[Recorded data]
★ ★ ★ ★ ★
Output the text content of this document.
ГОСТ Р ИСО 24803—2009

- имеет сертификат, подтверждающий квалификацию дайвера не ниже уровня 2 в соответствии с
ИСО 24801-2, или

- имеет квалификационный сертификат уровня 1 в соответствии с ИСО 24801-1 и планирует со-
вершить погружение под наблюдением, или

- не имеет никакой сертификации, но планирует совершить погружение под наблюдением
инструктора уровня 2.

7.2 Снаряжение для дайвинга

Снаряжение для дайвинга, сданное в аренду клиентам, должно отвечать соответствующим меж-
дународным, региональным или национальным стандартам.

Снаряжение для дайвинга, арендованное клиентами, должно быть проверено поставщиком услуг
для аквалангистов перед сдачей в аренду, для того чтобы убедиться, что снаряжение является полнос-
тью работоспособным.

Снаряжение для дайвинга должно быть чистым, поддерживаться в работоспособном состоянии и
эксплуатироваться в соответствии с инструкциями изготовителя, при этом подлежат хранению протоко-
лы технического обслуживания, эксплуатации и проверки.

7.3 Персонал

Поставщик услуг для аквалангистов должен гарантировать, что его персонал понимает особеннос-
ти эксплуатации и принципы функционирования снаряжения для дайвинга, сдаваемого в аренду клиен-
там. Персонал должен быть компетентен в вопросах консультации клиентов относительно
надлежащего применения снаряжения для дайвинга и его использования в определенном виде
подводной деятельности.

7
★ ★ ★ ★ ★
Brief – Return each entry from above without altering a single character.

Problem solution –
Output the text content of this document.
ГОСТ Р ИСО 24803—2009

- имеет сертификат, подтверждающий квалификацию дайвера не ниже уровня 2 в соответствии с
ИСО 24801-2, или

- имеет квалификационный сертификат уровня 1 в соответствии с ИСО 24801-1 и планирует со-
вершить погружение под наблюдением, или

- не имеет никакой сертификации, но планирует совершить погружение под наблюдением
инструктора уровня 2.

7.2 Снаряжение для дайвинга

Снаряжение для дайвинга, сданное в аренду клиентам, должно отвечать соответствующим меж-
дународным, региональным или национальным стандартам.

Снаряжение для дайвинга, арендованное клиентами, должно быть проверено поставщиком услуг
для аквалангистов перед сдачей в аренду, для того чтобы убедиться, что снаряжение является полнос-
тью работоспособным.

Снаряжение для дайвинга должно быть чистым, поддерживаться в работоспособном состоянии и
эксплуатироваться в соответствии с инструкциями изготовителя, при этом подлежат хранению протоко-
лы технического обслуживания, эксплуатации и проверки.

7.3 Персонал

Поставщик услуг для аквалангистов должен гарантировать, что его персонал понимает особеннос-
ти эксплуатации и принципы функционирования снаряжения для дайвинга, сдаваемого в аренду клиен-
там. Персонал должен быть компетентен в вопросах консультации клиентов относительно
надлежащего применения снаряжения для дайвинга и его использования в определенном виде
подводной деятельности.

7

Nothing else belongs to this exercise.